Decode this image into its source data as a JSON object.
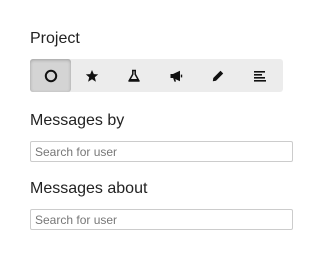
{
  "project": {
    "label": "Project",
    "icons": [
      {
        "name": "circle-icon",
        "active": true
      },
      {
        "name": "star-icon",
        "active": false
      },
      {
        "name": "flask-icon",
        "active": false
      },
      {
        "name": "megaphone-icon",
        "active": false
      },
      {
        "name": "pencil-icon",
        "active": false
      },
      {
        "name": "align-left-icon",
        "active": false
      }
    ]
  },
  "messages_by": {
    "label": "Messages by",
    "placeholder": "Search for user",
    "value": ""
  },
  "messages_about": {
    "label": "Messages about",
    "placeholder": "Search for user",
    "value": ""
  },
  "colors": {
    "bar_background": "#ececec",
    "active_button": "#d4d4d4",
    "icon": "#111111",
    "input_border": "#cccccc"
  }
}
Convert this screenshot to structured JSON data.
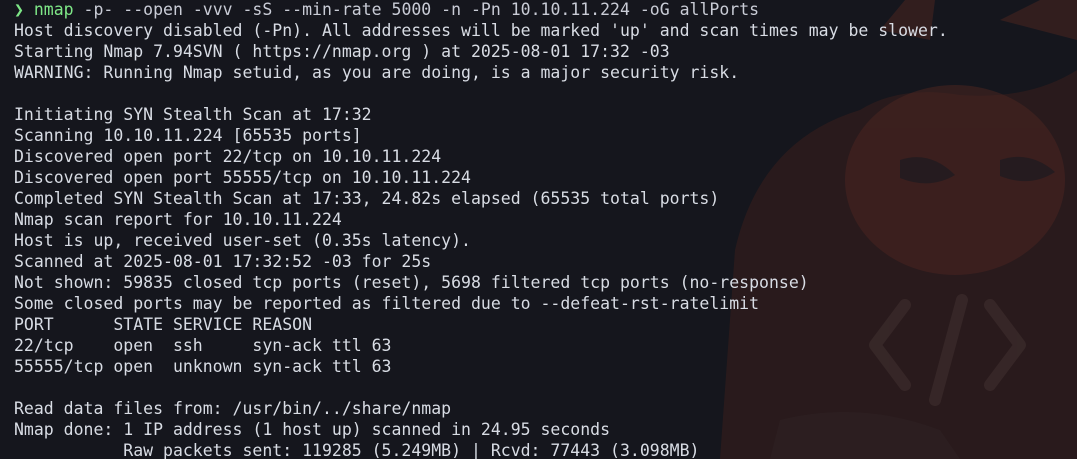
{
  "theme": {
    "background": "#15161d",
    "foreground": "#d8dce4",
    "prompt_color": "#7ee787",
    "wallpaper_color": "#5a2a1e",
    "wallpaper_icon": "tiger-mascot-with-code-icon"
  },
  "prompt": {
    "symbol": "❯",
    "command": "nmap",
    "arguments": " -p- --open -vvv -sS --min-rate 5000 -n -Pn 10.10.11.224 -oG allPorts"
  },
  "output": [
    "Host discovery disabled (-Pn). All addresses will be marked 'up' and scan times may be slower.",
    "Starting Nmap 7.94SVN ( https://nmap.org ) at 2025-08-01 17:32 -03",
    "WARNING: Running Nmap setuid, as you are doing, is a major security risk.",
    "",
    "Initiating SYN Stealth Scan at 17:32",
    "Scanning 10.10.11.224 [65535 ports]",
    "Discovered open port 22/tcp on 10.10.11.224",
    "Discovered open port 55555/tcp on 10.10.11.224",
    "Completed SYN Stealth Scan at 17:33, 24.82s elapsed (65535 total ports)",
    "Nmap scan report for 10.10.11.224",
    "Host is up, received user-set (0.35s latency).",
    "Scanned at 2025-08-01 17:32:52 -03 for 25s",
    "Not shown: 59835 closed tcp ports (reset), 5698 filtered tcp ports (no-response)",
    "Some closed ports may be reported as filtered due to --defeat-rst-ratelimit",
    "PORT      STATE SERVICE REASON",
    "22/tcp    open  ssh     syn-ack ttl 63",
    "55555/tcp open  unknown syn-ack ttl 63",
    "",
    "Read data files from: /usr/bin/../share/nmap",
    "Nmap done: 1 IP address (1 host up) scanned in 24.95 seconds",
    "           Raw packets sent: 119285 (5.249MB) | Rcvd: 77443 (3.098MB)"
  ]
}
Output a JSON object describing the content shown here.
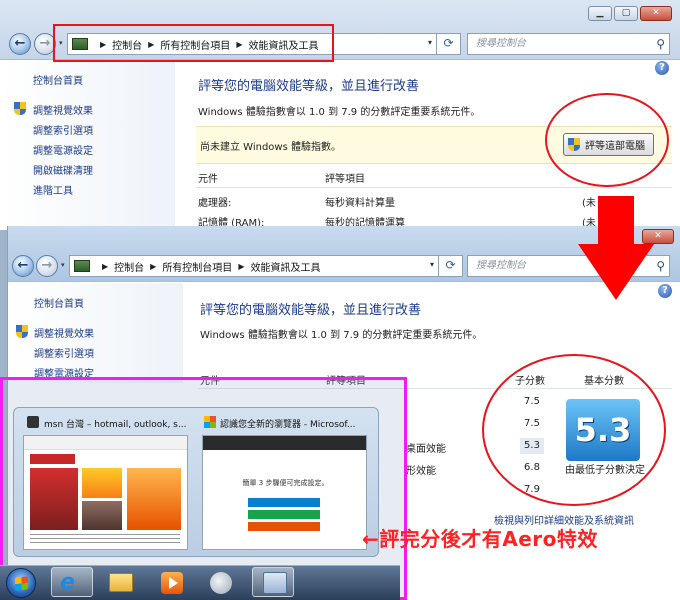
{
  "address": {
    "breadcrumbs": [
      "控制台",
      "所有控制台項目",
      "效能資訊及工具"
    ],
    "search_placeholder": "搜尋控制台"
  },
  "sidebar": {
    "home": "控制台首頁",
    "items": [
      "調整視覺效果",
      "調整索引選項",
      "調整電源設定",
      "開啟磁碟清理",
      "進階工具"
    ]
  },
  "main": {
    "title": "評等您的電腦效能等級，並且進行改善",
    "description": "Windows 體驗指數會以 1.0 到 7.9 的分數評定重要系統元件。",
    "banner_text": "尚未建立 Windows 體驗指數。",
    "rate_button": "評等這部電腦",
    "table_headers": {
      "component": "元件",
      "rated": "評等項目",
      "subscore": "子分數",
      "base": "基本分數"
    },
    "rows_top": [
      {
        "component": "處理器:",
        "rated": "每秒資料計算量",
        "tail": "(未"
      },
      {
        "component": "記憶體 (RAM):",
        "rated": "每秒的記憶體運算",
        "tail": "(未"
      }
    ],
    "rows_bottom_partial": [
      "桌面效能",
      "形效能"
    ],
    "subscores": [
      "7.5",
      "7.5",
      "5.3",
      "6.8",
      "7.9"
    ],
    "base_score": "5.3",
    "base_caption": "由最低子分數決定",
    "footer_partial": "檢視與列印詳細效能及系統資訊"
  },
  "taskbar": {
    "thumb1_title": "msn 台灣 – hotmail, outlook, s...",
    "thumb2_title": "認識您全新的瀏覽器 - Microsof...",
    "thumb2_body": "簡單 3 步驟便可完成設定。"
  },
  "annotation": {
    "note": "←評完分後才有Aero特效"
  },
  "window_controls": {
    "minimize": "▁",
    "maximize": "▢",
    "close": "✕"
  },
  "icons": {
    "back": "←",
    "forward": "→",
    "refresh": "⟳",
    "search": "⚲",
    "help": "?",
    "dropdown": "▾"
  }
}
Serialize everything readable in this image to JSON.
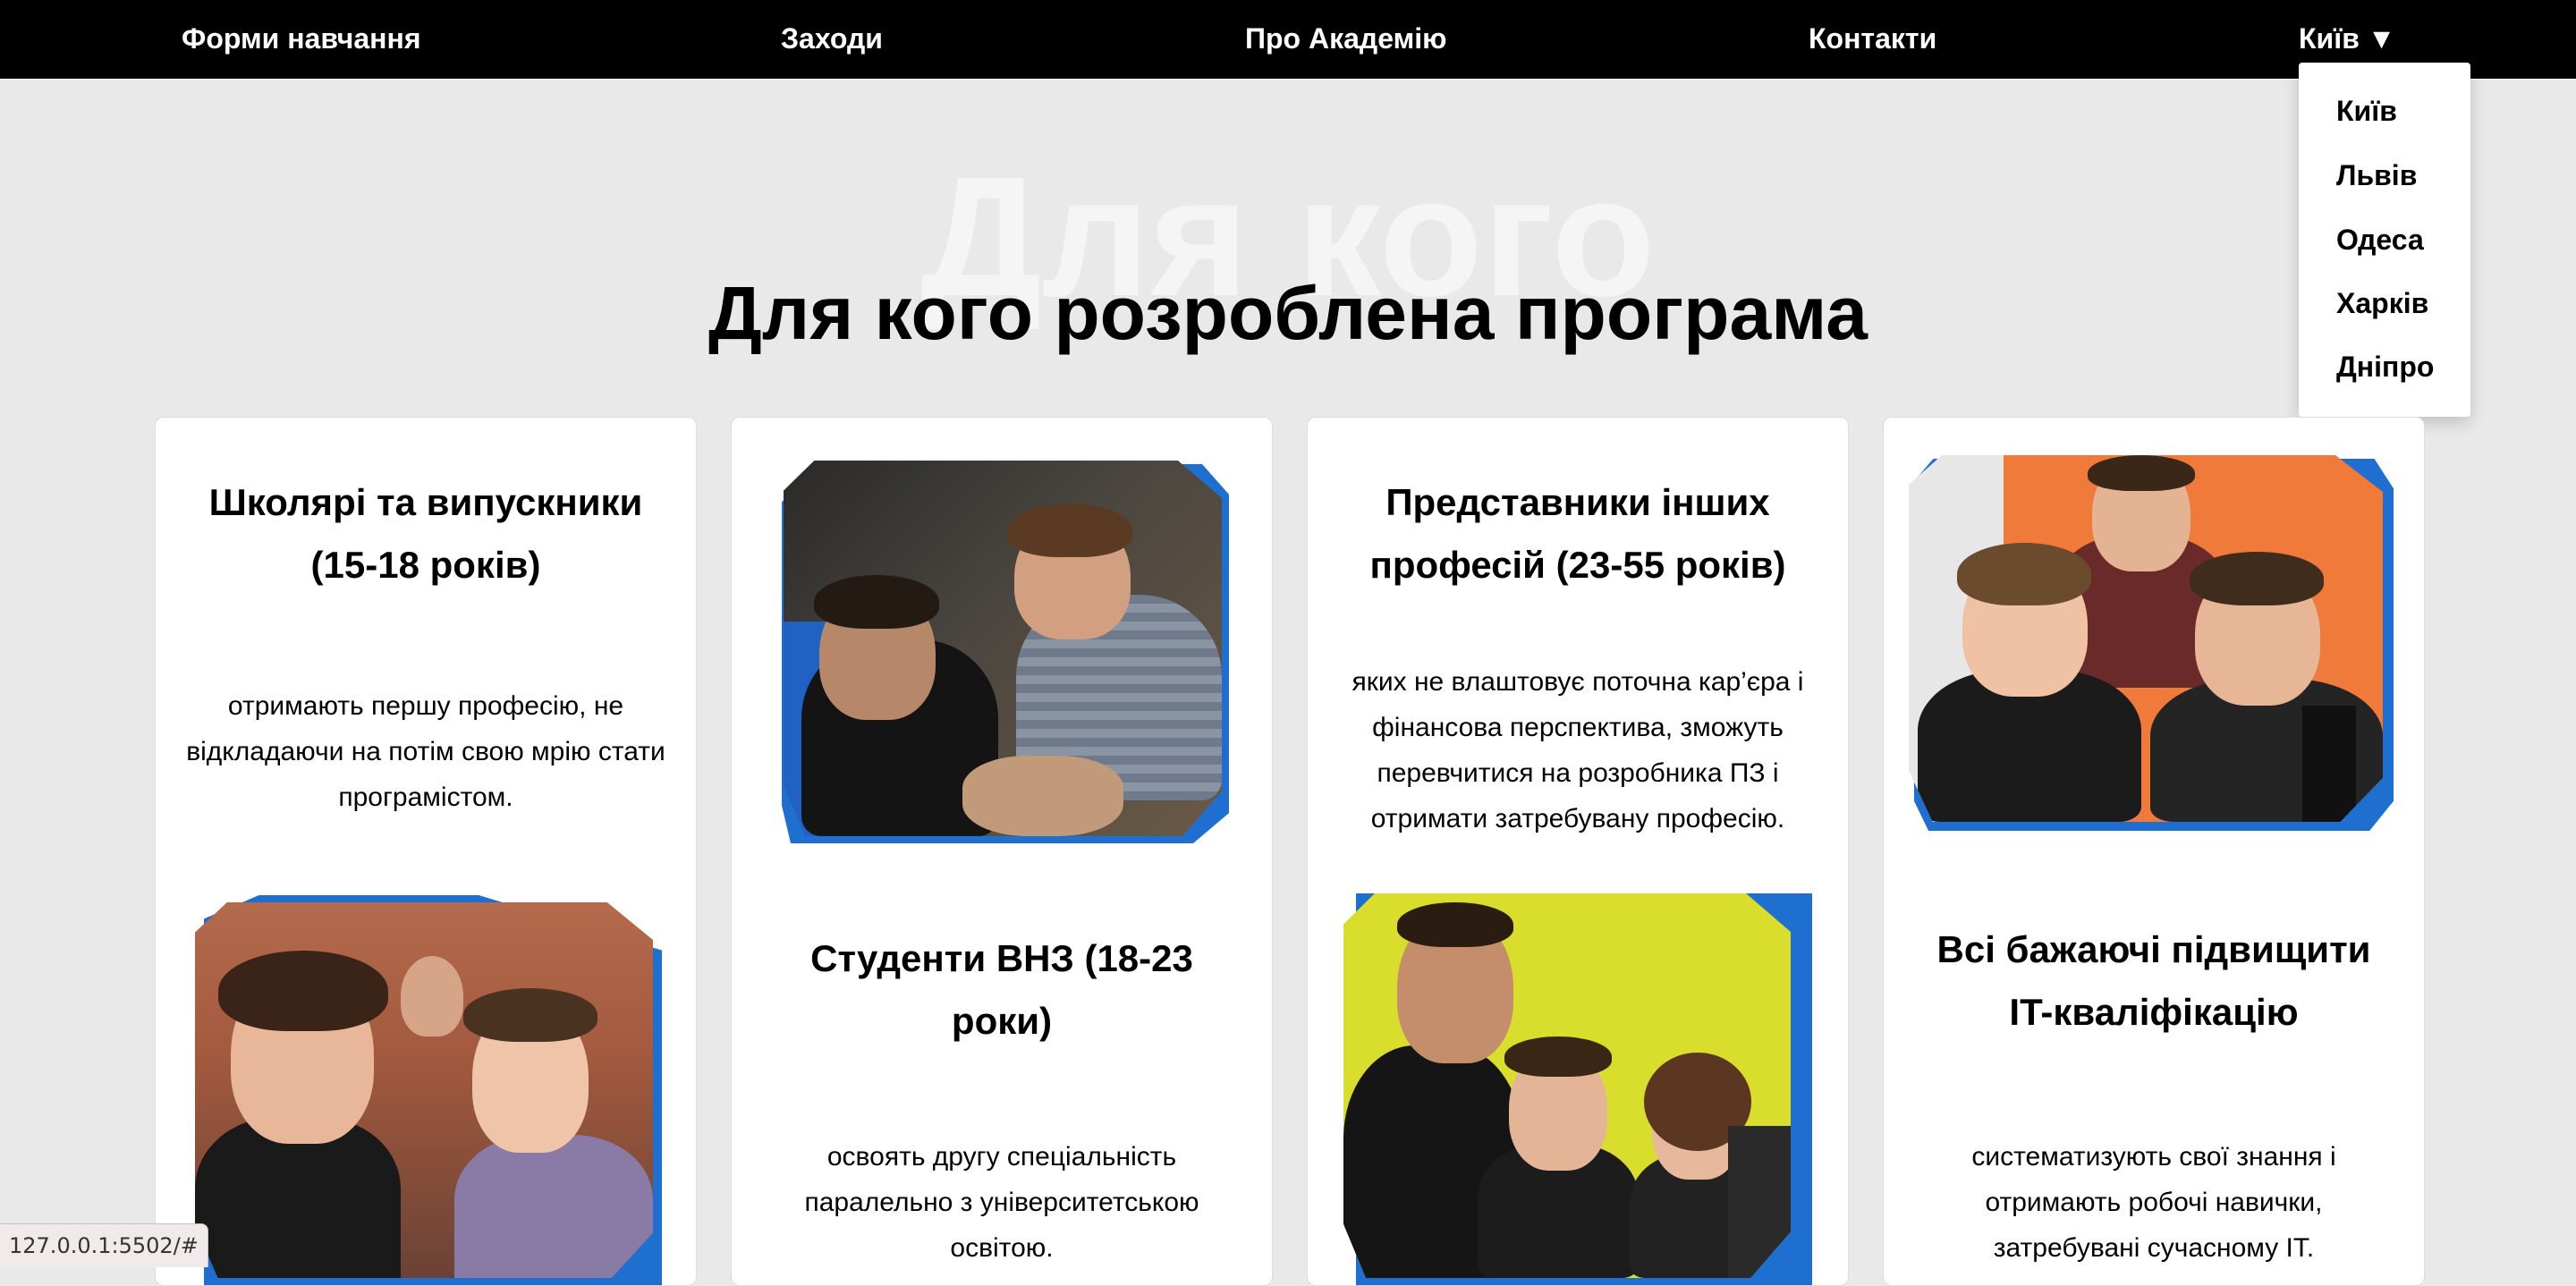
{
  "nav": {
    "items": [
      "Форми навчання",
      "Заходи",
      "Про Академію",
      "Контакти"
    ],
    "city_selector": "Київ ▼"
  },
  "city_dropdown": {
    "options": [
      "Київ",
      "Львів",
      "Одеса",
      "Харків",
      "Дніпро"
    ]
  },
  "section": {
    "background_title": "Для кого",
    "title": "Для кого розроблена програма"
  },
  "cards": [
    {
      "heading": "Школярі та випускники (15-18 років)",
      "text": "отримають першу професію, не відкладаючи на потім свою мрію стати програмістом.",
      "photo": "school-students-photo"
    },
    {
      "heading": "Студенти ВНЗ (18-23 роки)",
      "text": "освоять другу спеціальність паралельно з університетською освітою.",
      "photo": "university-students-photo"
    },
    {
      "heading": "Представники інших професій (23-55 років)",
      "text": "яких не влаштовує поточна кар’єра і фінансова перспектива, зможуть перевчитися на розробника ПЗ і отримати затребувану професію.",
      "photo": "professionals-photo"
    },
    {
      "heading": "Всі бажаючі підвищити IT-кваліфікацію",
      "text": "систематизують свої знання і отримають робочі навички, затребувані сучасному IT.",
      "photo": "it-learners-photo"
    }
  ],
  "status_bar": {
    "url": "127.0.0.1:5502/#"
  },
  "colors": {
    "nav_background": "#000000",
    "page_background": "#e9e9e9",
    "photo_accent": "#1f6fd0"
  }
}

WHAT TO DO |
From the entries above, output every line exactly and omit any image.

COMPLETE RESPONSE |
Decode this image into its source data as a JSON object.
{
  "project": {
    "label": "Project",
    "icons": [
      {
        "name": "circle-icon",
        "active": true
      },
      {
        "name": "star-icon",
        "active": false
      },
      {
        "name": "flask-icon",
        "active": false
      },
      {
        "name": "megaphone-icon",
        "active": false
      },
      {
        "name": "pencil-icon",
        "active": false
      },
      {
        "name": "align-left-icon",
        "active": false
      }
    ]
  },
  "messages_by": {
    "label": "Messages by",
    "placeholder": "Search for user",
    "value": ""
  },
  "messages_about": {
    "label": "Messages about",
    "placeholder": "Search for user",
    "value": ""
  },
  "colors": {
    "bar_background": "#ececec",
    "active_button": "#d4d4d4",
    "icon": "#111111",
    "input_border": "#cccccc"
  }
}
Convert this screenshot to structured JSON data.
{
  "theme": {
    "background": "#15161d",
    "foreground": "#d8dce4",
    "prompt_color": "#7ee787",
    "wallpaper_color": "#5a2a1e",
    "wallpaper_icon": "tiger-mascot-with-code-icon"
  },
  "prompt": {
    "symbol": "❯",
    "command": "nmap",
    "arguments": " -p- --open -vvv -sS --min-rate 5000 -n -Pn 10.10.11.224 -oG allPorts"
  },
  "output": [
    "Host discovery disabled (-Pn). All addresses will be marked 'up' and scan times may be slower.",
    "Starting Nmap 7.94SVN ( https://nmap.org ) at 2025-08-01 17:32 -03",
    "WARNING: Running Nmap setuid, as you are doing, is a major security risk.",
    "",
    "Initiating SYN Stealth Scan at 17:32",
    "Scanning 10.10.11.224 [65535 ports]",
    "Discovered open port 22/tcp on 10.10.11.224",
    "Discovered open port 55555/tcp on 10.10.11.224",
    "Completed SYN Stealth Scan at 17:33, 24.82s elapsed (65535 total ports)",
    "Nmap scan report for 10.10.11.224",
    "Host is up, received user-set (0.35s latency).",
    "Scanned at 2025-08-01 17:32:52 -03 for 25s",
    "Not shown: 59835 closed tcp ports (reset), 5698 filtered tcp ports (no-response)",
    "Some closed ports may be reported as filtered due to --defeat-rst-ratelimit",
    "PORT      STATE SERVICE REASON",
    "22/tcp    open  ssh     syn-ack ttl 63",
    "55555/tcp open  unknown syn-ack ttl 63",
    "",
    "Read data files from: /usr/bin/../share/nmap",
    "Nmap done: 1 IP address (1 host up) scanned in 24.95 seconds",
    "           Raw packets sent: 119285 (5.249MB) | Rcvd: 77443 (3.098MB)"
  ]
}
Output a JSON object describing the content shown here.
{
  "address": {
    "breadcrumbs": [
      "控制台",
      "所有控制台項目",
      "效能資訊及工具"
    ],
    "search_placeholder": "搜尋控制台"
  },
  "sidebar": {
    "home": "控制台首頁",
    "items": [
      "調整視覺效果",
      "調整索引選項",
      "調整電源設定",
      "開啟磁碟清理",
      "進階工具"
    ]
  },
  "main": {
    "title": "評等您的電腦效能等級，並且進行改善",
    "description": "Windows 體驗指數會以 1.0 到 7.9 的分數評定重要系統元件。",
    "banner_text": "尚未建立 Windows 體驗指數。",
    "rate_button": "評等這部電腦",
    "table_headers": {
      "component": "元件",
      "rated": "評等項目",
      "subscore": "子分數",
      "base": "基本分數"
    },
    "rows_top": [
      {
        "component": "處理器:",
        "rated": "每秒資料計算量",
        "tail": "(未"
      },
      {
        "component": "記憶體 (RAM):",
        "rated": "每秒的記憶體運算",
        "tail": "(未"
      }
    ],
    "rows_bottom_partial": [
      "桌面效能",
      "形效能"
    ],
    "subscores": [
      "7.5",
      "7.5",
      "5.3",
      "6.8",
      "7.9"
    ],
    "base_score": "5.3",
    "base_caption": "由最低子分數決定",
    "footer_partial": "檢視與列印詳細效能及系統資訊"
  },
  "taskbar": {
    "thumb1_title": "msn 台灣 – hotmail, outlook, s...",
    "thumb2_title": "認識您全新的瀏覽器 - Microsof...",
    "thumb2_body": "簡單 3 步驟便可完成設定。"
  },
  "annotation": {
    "note": "←評完分後才有Aero特效"
  },
  "window_controls": {
    "minimize": "▁",
    "maximize": "▢",
    "close": "✕"
  },
  "icons": {
    "back": "←",
    "forward": "→",
    "refresh": "⟳",
    "search": "⚲",
    "help": "?",
    "dropdown": "▾"
  }
}
Serialize everything readable in this image to JSON.
{
  "nav": {
    "items": [
      "Форми навчання",
      "Заходи",
      "Про Академію",
      "Контакти"
    ],
    "city_selector": "Київ ▼"
  },
  "city_dropdown": {
    "options": [
      "Київ",
      "Львів",
      "Одеса",
      "Харків",
      "Дніпро"
    ]
  },
  "section": {
    "background_title": "Для кого",
    "title": "Для кого розроблена програма"
  },
  "cards": [
    {
      "heading": "Школярі та випускники (15-18 років)",
      "text": "отримають першу професію, не відкладаючи на потім свою мрію стати програмістом.",
      "photo": "school-students-photo"
    },
    {
      "heading": "Студенти ВНЗ (18-23 роки)",
      "text": "освоять другу спеціальність паралельно з університетською освітою.",
      "photo": "university-students-photo"
    },
    {
      "heading": "Представники інших професій (23-55 років)",
      "text": "яких не влаштовує поточна кар’єра і фінансова перспектива, зможуть перевчитися на розробника ПЗ і отримати затребувану професію.",
      "photo": "professionals-photo"
    },
    {
      "heading": "Всі бажаючі підвищити IT-кваліфікацію",
      "text": "систематизують свої знання і отримають робочі навички, затребувані сучасному IT.",
      "photo": "it-learners-photo"
    }
  ],
  "status_bar": {
    "url": "127.0.0.1:5502/#"
  },
  "colors": {
    "nav_background": "#000000",
    "page_background": "#e9e9e9",
    "photo_accent": "#1f6fd0"
  }
}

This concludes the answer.